WHAT TO DO>
Search the material for "προτάσεις" and show all lines that contain it.

[Stored items]
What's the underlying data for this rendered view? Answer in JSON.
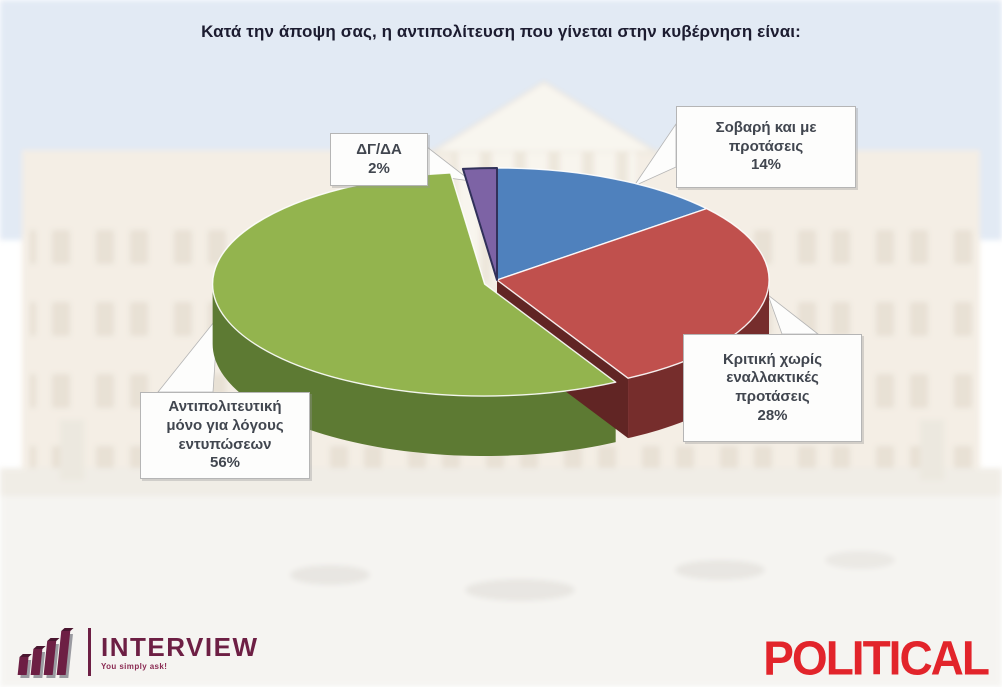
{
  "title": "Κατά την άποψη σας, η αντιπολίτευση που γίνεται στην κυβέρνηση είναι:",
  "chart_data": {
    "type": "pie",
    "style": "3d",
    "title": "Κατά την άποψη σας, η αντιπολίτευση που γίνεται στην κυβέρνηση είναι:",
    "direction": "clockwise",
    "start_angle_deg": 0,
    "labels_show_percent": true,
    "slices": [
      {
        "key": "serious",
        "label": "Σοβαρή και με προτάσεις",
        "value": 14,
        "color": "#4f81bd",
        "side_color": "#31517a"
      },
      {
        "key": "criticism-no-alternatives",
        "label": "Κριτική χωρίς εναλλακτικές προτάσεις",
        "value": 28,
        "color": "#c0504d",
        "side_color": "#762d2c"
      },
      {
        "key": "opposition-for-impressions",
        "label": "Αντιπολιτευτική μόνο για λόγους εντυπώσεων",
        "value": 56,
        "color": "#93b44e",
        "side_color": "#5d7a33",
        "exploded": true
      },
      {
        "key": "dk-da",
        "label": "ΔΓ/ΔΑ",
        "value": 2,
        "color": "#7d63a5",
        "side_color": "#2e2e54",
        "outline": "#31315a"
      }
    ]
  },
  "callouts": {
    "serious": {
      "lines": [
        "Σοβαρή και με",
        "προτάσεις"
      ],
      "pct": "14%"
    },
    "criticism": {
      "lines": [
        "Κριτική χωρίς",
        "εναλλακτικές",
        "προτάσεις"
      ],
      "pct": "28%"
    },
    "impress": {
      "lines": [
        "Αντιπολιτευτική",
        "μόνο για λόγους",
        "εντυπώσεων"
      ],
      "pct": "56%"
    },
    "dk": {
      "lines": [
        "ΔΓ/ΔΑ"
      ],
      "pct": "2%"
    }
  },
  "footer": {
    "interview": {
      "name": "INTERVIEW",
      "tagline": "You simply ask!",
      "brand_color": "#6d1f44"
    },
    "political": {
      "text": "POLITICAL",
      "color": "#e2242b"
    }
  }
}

--

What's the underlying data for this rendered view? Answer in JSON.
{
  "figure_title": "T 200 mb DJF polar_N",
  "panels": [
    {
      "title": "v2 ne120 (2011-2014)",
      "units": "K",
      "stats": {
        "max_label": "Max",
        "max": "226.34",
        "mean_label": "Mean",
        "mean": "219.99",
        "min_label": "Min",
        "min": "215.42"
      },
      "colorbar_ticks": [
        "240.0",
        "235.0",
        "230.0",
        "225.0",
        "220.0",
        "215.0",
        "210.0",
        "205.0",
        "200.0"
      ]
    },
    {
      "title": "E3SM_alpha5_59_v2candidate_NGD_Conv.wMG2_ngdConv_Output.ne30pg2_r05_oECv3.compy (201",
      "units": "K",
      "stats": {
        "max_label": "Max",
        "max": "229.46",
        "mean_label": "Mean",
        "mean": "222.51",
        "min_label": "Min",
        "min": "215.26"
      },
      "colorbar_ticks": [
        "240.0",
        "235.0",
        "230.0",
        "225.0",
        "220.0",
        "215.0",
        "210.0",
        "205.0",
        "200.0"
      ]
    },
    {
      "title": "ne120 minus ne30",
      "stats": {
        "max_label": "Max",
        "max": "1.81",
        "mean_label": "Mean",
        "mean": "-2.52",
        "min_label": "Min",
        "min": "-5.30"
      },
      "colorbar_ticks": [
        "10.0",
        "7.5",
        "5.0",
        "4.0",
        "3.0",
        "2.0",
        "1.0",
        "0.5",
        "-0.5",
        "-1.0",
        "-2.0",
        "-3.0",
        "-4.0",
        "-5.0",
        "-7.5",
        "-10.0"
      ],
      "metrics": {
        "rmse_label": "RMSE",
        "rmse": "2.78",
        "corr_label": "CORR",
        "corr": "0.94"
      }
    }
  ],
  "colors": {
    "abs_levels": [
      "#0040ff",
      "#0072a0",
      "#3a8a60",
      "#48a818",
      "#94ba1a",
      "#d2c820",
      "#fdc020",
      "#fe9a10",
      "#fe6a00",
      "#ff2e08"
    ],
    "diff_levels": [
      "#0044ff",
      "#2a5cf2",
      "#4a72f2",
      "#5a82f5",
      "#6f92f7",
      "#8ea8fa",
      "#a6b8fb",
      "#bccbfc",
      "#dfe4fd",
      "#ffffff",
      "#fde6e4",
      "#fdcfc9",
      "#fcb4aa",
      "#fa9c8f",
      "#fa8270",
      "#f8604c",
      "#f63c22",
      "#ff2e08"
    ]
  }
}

COMPLETE RESPONSE>
        "label": "Σοβαρή και με προτάσεις",
        "label": "Κριτική χωρίς εναλλακτικές προτάσεις",
        "προτάσεις"
        "προτάσεις"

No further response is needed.